Job: All entries are to be given again verbatim.

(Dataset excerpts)
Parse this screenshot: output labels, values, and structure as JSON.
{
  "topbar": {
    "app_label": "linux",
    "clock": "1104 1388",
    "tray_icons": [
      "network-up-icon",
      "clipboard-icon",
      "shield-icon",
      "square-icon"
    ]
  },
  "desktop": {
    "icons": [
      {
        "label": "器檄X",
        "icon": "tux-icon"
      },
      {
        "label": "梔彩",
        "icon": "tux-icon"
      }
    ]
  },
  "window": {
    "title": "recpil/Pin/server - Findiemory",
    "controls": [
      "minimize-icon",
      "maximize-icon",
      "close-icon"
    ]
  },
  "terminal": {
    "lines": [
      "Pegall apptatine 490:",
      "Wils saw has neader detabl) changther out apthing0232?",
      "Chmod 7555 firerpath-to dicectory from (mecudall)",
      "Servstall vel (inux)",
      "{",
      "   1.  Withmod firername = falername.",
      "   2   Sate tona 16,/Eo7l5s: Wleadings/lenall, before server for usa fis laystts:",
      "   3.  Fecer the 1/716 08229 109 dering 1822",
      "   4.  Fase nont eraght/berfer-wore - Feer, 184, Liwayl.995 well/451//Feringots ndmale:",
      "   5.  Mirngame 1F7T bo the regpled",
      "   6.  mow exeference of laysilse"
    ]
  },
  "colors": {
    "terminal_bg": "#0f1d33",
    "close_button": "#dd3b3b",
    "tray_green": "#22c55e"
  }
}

Finished answer:
Parse this screenshot: output labels, values, and structure as JSON.
{
  "topbar": {
    "app_label": "linux",
    "clock": "1104 1388",
    "tray_icons": [
      "network-up-icon",
      "clipboard-icon",
      "shield-icon",
      "square-icon"
    ]
  },
  "desktop": {
    "icons": [
      {
        "label": "器檄X",
        "icon": "tux-icon"
      },
      {
        "label": "梔彩",
        "icon": "tux-icon"
      }
    ]
  },
  "window": {
    "title": "recpil/Pin/server - Findiemory",
    "controls": [
      "minimize-icon",
      "maximize-icon",
      "close-icon"
    ]
  },
  "terminal": {
    "lines": [
      "Pegall apptatine 490:",
      "Wils saw has neader detabl) changther out apthing0232?",
      "Chmod 7555 firerpath-to dicectory from (mecudall)",
      "Servstall vel (inux)",
      "{",
      "   1.  Withmod firername = falername.",
      "   2   Sate tona 16,/Eo7l5s: Wleadings/lenall, before server for usa fis laystts:",
      "   3.  Fecer the 1/716 08229 109 dering 1822",
      "   4.  Fase nont eraght/berfer-wore - Feer, 184, Liwayl.995 well/451//Feringots ndmale:",
      "   5.  Mirngame 1F7T bo the regpled",
      "   6.  mow exeference of laysilse"
    ]
  },
  "colors": {
    "terminal_bg": "#0f1d33",
    "close_button": "#dd3b3b",
    "tray_green": "#22c55e"
  }
}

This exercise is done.